● Fragmento del documento:
┌──
Home > Columnas > Quejas, negativismo y…

Tomo ideas del blog familiaactual (ace 16/06/16)  que nos pueden servir. Señala que a veces nos quejamos demasiado, gastamos demasiada energía en lamentos y protestas. Pero el uso de estas quejas con frecuencia no consigue otra cosa que gastar energía. Ordinariamente son quejas que hacemos porque hace calor o frío, porque llueve, porque Internet va lentamente o se acabó la batería del celular, etcétera; son quejas que sirven para ponernos de mal humor, para agriar nuestro carácter y, en fin, para pasarlo mal…

¿Y si no nos quejáramos tanto? ¿Qué pasaría? Eso quiso saber el grupo americano de rock Black Rebel Motorcycle. Y Leah Shapiro junto a mil personas más se comprometieron a estar un mes entero sin quejarse. El proyecto dio resultado: las personas que lograron desterrar las quejas echaron fuera de su mente los pensamientos negativos, con lo que, afirman, fueron más felices. Bueno…

Hace un tiempo, el famoso filósofo Julián Marías proponía en un artículo publicado en ABC de Madrid un tema paralelo, proponiendo el espíritu positivo como forma de afrontar el mal. Así contrapone a “lo que podríamos llamar el espíritu negativo o ‘negativismo’, que busca, casi siempre con afán, el lado peor de las cosas, lo que les falta, lo que disminuye su realidad, las manchas que las afean. (…) Y lo que entonces pasa es que la atención se concentra sobre todo en lo negativo, lo lamentable, lo malo”.

Recuerda lo anterior nuestro caso, ese negativismo que a veces fluye, sosteniendo que todo está mal, nada hay bueno… todo tiene un precio y seguro que detrás de una buena persona o una buena acción hay algo oscuro. Y visto así, parecen concluir que estando las cosas tan mal, ¿qué importancia tiene lo que uno haga en su trabajo, en su familia? Esto, me señalan, puede detectarse en algunos columnistas, líderes de opinión. Es también lo más cómodo…

Algunas noticias y comentarios diarios, con la difusión de violencia –y con detalles innecesarios- por los medios (prensa, TV, Internet…), influyen en el crecimiento de un  pesimismo paralizante. Recientemente alguien recordaba que, ante la difusión de  hechos ciertamente reales, hemos escuchado o leído comentarios de este estilo: “la violencia generalizada que nos acorrala… este país es una jungla… todos vivimos asediados…”. Y, como consecuencia, por esta difusión de la violencia, frecuentemente innecesaria y detallista, morbosa –no es que no se dé la necesaria información- crece el pesimismo; y se debilita a la sociedad y facilita la violencia. Es problema de siempre, pero actualmente los medios de comunicación pueden contribuir más eficazmente.
└──
● Datos de análisis del diseño de documentos:
┌──
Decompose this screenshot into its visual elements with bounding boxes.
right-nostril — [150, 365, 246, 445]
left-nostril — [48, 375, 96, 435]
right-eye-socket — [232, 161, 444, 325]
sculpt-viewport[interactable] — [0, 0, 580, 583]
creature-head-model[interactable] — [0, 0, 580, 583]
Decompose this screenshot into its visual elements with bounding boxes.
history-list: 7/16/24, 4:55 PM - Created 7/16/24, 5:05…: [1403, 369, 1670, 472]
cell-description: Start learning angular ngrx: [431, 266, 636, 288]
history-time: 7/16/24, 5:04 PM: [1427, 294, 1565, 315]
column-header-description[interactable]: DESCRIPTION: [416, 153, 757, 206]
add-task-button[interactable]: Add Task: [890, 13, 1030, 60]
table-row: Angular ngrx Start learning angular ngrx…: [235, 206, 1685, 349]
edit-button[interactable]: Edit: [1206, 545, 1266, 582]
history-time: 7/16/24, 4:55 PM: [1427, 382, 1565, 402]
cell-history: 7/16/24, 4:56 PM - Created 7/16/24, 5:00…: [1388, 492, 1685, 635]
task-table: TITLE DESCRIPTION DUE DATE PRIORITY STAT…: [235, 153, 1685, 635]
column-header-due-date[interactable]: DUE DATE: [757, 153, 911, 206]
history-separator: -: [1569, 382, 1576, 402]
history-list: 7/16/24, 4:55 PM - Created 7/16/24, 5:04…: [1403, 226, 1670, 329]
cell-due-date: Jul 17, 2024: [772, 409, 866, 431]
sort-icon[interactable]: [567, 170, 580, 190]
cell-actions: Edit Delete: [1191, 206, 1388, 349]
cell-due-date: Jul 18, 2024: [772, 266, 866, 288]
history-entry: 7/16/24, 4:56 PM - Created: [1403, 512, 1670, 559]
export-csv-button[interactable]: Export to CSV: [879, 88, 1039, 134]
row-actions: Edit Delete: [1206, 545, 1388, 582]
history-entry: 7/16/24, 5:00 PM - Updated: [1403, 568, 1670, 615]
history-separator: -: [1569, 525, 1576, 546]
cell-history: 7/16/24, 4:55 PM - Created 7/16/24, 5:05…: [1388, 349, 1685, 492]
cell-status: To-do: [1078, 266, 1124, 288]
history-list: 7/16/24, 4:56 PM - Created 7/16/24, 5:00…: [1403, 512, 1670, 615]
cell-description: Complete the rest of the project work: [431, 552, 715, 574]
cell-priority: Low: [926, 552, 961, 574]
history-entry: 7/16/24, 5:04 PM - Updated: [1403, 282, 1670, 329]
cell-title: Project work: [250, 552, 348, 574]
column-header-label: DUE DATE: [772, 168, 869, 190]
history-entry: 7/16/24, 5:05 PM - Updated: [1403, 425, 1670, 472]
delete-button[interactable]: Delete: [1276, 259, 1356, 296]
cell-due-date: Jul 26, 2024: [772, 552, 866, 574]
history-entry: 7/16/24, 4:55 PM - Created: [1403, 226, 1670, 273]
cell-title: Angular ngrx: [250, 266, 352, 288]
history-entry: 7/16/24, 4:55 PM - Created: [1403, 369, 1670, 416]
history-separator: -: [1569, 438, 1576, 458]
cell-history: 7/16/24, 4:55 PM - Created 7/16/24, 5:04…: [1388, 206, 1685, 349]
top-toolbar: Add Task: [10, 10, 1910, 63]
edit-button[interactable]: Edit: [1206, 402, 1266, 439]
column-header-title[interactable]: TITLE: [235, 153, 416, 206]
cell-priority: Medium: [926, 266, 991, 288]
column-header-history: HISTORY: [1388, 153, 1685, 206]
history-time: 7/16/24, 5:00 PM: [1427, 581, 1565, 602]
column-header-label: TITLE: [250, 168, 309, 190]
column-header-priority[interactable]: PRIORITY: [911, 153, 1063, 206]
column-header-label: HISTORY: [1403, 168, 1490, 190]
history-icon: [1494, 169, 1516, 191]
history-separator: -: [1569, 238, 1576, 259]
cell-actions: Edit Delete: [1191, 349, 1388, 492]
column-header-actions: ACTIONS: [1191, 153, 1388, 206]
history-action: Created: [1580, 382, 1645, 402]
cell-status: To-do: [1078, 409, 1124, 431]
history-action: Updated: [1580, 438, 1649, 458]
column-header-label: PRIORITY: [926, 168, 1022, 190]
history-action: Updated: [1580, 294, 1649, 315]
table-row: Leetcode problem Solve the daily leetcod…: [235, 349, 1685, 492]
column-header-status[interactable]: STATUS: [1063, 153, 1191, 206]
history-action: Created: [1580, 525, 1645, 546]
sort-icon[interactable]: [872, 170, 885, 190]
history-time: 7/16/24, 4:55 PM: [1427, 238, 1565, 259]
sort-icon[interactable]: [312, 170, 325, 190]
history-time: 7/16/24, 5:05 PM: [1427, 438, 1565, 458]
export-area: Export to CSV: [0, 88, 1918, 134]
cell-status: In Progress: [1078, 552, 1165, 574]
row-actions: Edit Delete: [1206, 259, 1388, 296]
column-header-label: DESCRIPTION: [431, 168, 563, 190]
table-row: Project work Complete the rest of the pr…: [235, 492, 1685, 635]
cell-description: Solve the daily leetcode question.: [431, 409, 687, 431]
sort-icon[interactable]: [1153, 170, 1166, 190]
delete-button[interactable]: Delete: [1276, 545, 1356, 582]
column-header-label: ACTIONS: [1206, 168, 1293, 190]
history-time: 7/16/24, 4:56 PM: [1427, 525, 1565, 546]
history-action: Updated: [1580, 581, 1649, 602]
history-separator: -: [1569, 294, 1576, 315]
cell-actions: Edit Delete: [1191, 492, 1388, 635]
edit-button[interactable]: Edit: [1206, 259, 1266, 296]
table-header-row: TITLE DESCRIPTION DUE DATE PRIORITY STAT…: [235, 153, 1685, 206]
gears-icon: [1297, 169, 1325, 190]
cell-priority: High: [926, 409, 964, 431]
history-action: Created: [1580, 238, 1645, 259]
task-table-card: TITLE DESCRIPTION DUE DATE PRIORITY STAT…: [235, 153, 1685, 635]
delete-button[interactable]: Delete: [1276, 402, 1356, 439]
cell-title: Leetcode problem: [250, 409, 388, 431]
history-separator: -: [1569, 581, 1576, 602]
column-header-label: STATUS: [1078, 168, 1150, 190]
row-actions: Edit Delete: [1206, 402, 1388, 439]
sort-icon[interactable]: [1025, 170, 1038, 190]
└──
● Tarea propuesta:
Responde estas preguntas sobre la columna acerca de las quejas y el negativismo:
1. ¿De qué blog se toman las ideas al comienzo de la columna?
2. ¿Qué grupo de rock quiso saber qué pasaría si no nos quejáramos tanto?
3. ¿En qué periódico publicó Julián Marías el artículo que se menciona?

● Respuesta:
1. Del blog familiaactual.
2. El grupo americano Black Rebel Motorcycle.
3. En ABC de Madrid.